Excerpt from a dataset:

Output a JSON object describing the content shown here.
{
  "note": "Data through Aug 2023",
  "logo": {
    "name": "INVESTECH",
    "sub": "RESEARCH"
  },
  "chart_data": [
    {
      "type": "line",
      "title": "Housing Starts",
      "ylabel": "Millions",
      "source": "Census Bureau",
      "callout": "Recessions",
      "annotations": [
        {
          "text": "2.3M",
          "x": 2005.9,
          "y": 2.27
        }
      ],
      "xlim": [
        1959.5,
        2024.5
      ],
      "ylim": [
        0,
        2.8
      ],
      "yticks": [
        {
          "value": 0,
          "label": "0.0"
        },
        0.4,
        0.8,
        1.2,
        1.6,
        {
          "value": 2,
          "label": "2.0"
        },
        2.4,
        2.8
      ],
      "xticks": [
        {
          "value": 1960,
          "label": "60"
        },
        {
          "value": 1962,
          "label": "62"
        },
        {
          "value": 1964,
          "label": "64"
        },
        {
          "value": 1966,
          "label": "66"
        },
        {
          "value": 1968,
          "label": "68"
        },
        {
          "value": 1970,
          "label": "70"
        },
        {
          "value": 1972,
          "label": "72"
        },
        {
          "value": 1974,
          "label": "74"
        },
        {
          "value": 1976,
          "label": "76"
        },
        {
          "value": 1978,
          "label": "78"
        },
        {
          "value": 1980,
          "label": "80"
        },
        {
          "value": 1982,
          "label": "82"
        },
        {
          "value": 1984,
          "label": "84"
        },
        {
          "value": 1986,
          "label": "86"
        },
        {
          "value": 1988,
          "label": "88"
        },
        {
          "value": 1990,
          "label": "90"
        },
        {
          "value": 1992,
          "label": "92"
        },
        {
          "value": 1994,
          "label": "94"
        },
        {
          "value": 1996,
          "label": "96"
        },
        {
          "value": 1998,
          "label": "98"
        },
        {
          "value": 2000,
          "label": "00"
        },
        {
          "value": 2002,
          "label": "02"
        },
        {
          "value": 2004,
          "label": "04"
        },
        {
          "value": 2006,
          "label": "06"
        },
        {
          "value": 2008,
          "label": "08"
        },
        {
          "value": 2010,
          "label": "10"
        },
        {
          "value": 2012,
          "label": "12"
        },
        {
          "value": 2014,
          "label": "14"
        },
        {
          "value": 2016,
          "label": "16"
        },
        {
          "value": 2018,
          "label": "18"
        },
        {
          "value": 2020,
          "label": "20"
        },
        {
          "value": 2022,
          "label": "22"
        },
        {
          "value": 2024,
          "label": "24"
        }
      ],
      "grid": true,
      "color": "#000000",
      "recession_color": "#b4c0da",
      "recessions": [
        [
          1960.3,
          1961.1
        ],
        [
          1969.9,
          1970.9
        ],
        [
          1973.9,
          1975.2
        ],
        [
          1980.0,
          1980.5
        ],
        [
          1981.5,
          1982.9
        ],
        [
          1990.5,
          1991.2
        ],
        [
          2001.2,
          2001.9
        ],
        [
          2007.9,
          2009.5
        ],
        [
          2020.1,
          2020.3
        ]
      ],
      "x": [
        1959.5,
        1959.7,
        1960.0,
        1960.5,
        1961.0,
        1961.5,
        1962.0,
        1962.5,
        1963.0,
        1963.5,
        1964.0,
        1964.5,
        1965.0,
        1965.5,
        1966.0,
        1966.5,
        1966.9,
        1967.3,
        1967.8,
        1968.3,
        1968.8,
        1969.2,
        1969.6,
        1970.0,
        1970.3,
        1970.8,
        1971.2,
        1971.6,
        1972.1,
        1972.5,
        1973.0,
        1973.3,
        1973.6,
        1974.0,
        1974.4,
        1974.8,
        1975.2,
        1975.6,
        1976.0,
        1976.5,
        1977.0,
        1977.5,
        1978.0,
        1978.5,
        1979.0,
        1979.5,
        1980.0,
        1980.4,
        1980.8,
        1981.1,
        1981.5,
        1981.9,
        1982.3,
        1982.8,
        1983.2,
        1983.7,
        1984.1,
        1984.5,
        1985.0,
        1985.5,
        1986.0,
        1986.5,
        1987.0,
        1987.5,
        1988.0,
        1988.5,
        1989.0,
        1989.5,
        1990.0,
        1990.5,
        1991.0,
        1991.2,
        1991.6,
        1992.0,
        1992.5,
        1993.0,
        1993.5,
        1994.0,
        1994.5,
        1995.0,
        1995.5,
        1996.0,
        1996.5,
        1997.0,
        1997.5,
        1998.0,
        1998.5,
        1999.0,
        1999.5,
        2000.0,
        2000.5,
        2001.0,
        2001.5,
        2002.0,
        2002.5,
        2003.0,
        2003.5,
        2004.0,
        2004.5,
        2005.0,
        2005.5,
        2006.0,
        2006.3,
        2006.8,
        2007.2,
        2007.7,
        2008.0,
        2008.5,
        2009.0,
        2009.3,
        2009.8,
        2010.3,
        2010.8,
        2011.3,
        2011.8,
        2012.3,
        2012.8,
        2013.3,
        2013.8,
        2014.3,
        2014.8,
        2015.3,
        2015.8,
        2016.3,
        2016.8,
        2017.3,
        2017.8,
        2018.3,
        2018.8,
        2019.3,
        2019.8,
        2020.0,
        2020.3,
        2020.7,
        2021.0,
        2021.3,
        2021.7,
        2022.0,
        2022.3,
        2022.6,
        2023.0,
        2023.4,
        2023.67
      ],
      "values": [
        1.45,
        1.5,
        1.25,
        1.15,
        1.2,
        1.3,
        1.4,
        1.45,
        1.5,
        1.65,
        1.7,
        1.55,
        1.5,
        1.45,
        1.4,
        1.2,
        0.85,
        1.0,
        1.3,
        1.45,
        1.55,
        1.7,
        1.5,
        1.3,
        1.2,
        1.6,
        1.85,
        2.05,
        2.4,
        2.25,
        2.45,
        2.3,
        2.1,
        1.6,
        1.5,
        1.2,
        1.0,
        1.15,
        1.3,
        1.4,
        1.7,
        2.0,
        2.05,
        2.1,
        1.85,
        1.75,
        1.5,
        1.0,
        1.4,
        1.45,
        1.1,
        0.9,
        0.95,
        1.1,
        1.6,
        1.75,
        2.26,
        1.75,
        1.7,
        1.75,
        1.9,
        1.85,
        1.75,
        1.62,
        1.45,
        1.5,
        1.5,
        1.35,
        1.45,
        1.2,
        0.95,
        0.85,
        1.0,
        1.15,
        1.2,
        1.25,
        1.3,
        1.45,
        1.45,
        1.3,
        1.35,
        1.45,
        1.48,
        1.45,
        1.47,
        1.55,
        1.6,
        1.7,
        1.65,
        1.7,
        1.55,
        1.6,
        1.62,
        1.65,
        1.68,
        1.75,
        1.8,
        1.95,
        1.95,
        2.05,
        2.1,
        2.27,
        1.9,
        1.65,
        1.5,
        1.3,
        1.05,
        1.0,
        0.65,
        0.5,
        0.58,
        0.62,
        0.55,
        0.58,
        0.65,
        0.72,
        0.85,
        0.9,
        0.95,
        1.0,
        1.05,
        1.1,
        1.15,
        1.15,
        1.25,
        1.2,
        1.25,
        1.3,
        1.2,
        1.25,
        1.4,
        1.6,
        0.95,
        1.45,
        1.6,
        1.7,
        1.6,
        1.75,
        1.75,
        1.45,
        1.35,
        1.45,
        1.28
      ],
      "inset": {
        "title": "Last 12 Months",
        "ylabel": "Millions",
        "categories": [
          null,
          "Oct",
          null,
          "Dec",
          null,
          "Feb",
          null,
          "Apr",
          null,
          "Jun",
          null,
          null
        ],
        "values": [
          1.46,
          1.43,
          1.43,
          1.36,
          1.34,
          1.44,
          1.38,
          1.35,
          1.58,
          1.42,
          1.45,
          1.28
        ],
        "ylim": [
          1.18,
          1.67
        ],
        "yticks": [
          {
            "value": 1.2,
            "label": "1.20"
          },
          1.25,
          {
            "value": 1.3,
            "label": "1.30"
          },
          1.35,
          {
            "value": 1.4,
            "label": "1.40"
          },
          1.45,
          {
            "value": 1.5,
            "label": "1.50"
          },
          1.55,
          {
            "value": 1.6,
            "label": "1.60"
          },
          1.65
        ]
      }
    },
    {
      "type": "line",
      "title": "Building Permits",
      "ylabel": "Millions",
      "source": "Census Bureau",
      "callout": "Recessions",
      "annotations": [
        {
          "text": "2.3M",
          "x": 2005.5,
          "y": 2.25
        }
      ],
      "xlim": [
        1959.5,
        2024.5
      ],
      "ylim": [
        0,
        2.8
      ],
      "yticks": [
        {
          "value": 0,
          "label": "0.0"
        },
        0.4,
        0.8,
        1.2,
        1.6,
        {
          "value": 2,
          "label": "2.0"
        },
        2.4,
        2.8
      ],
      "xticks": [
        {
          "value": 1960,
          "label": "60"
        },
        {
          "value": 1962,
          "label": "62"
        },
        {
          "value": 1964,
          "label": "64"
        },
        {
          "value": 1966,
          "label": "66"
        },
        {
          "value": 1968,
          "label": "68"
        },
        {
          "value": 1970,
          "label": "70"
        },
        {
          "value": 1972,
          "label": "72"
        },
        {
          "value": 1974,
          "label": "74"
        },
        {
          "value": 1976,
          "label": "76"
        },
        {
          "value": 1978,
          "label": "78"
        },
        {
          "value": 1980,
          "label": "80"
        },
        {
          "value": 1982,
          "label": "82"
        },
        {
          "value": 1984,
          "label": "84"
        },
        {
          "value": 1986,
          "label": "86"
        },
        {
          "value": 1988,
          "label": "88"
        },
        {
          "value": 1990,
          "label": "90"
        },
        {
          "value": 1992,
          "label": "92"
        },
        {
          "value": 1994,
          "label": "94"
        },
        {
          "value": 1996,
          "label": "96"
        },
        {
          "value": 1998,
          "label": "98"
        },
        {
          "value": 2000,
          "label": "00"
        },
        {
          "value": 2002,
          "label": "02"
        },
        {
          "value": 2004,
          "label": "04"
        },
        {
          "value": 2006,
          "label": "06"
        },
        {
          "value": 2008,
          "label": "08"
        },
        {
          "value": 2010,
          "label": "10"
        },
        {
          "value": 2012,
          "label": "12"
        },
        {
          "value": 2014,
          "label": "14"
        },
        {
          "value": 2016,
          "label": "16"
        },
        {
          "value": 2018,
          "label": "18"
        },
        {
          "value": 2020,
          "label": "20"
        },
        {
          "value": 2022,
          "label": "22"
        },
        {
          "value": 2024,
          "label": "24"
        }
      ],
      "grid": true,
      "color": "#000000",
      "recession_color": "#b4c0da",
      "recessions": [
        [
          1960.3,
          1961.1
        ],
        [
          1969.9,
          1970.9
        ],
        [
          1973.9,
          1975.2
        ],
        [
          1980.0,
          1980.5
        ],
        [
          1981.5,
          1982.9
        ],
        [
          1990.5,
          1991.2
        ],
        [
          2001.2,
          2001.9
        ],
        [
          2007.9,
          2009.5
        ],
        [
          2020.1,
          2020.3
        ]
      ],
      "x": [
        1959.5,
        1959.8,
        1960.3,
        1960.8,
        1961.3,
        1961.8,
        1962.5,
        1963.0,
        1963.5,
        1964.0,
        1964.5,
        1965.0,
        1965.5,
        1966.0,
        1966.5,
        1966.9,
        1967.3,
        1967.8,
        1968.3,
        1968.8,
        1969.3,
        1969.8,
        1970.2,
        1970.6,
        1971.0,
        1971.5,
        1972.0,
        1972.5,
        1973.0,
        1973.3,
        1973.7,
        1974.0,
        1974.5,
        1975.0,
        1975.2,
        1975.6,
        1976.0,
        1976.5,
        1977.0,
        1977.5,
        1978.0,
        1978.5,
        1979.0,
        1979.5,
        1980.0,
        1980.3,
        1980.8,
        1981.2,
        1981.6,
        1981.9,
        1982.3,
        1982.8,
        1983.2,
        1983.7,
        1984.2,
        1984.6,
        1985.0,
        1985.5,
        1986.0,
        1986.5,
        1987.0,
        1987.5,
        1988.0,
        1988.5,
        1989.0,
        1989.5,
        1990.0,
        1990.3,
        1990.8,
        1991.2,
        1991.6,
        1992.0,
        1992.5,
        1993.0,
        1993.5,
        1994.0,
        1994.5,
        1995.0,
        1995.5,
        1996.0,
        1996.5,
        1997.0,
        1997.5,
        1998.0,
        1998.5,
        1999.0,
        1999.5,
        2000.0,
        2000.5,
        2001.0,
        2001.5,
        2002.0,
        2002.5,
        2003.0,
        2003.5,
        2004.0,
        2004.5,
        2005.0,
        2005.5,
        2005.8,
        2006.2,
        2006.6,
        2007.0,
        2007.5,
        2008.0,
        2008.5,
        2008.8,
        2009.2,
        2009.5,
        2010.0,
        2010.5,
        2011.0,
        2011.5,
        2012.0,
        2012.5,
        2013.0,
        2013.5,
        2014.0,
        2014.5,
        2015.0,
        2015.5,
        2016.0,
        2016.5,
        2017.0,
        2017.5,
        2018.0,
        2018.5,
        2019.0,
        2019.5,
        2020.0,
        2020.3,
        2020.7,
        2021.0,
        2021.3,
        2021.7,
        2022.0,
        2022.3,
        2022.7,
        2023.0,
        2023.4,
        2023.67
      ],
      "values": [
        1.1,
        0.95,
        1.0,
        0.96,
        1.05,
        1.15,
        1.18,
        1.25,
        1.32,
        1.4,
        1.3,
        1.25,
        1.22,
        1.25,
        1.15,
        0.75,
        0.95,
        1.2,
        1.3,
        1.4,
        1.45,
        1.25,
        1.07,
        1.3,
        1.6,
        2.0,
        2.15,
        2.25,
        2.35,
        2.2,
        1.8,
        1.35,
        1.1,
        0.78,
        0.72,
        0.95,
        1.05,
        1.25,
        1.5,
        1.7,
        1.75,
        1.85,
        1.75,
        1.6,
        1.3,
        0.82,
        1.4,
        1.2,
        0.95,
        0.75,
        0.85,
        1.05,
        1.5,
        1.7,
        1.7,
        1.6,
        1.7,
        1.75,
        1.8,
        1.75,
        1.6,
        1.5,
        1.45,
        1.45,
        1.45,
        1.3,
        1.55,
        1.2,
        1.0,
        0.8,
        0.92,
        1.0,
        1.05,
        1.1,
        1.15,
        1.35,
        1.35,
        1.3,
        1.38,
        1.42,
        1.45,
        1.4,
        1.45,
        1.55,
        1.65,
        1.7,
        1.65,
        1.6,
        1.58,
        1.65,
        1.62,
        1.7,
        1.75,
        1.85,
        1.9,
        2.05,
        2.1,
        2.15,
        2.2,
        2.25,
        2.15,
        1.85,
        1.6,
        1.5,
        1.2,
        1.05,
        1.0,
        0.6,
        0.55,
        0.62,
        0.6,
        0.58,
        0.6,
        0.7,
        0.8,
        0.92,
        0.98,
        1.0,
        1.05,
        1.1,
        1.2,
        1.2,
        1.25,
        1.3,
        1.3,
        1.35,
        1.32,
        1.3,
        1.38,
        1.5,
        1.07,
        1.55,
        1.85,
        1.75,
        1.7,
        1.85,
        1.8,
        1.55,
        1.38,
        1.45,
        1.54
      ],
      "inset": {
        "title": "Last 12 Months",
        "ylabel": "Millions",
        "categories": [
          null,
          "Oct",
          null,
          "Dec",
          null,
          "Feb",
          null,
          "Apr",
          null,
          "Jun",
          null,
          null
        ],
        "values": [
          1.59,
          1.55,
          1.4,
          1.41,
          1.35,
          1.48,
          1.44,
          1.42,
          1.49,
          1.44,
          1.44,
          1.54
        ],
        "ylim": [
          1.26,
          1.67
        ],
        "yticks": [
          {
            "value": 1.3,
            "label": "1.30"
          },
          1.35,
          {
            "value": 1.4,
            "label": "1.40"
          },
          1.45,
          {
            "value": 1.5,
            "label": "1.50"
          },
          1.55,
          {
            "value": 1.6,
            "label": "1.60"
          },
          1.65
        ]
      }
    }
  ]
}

**Required work:** Write out every line of the preceding listing that contains "title".

**Problem solution:**
      "title": "Housing Starts",
        "title": "Last 12 Months",
      "title": "Building Permits",
        "title": "Last 12 Months",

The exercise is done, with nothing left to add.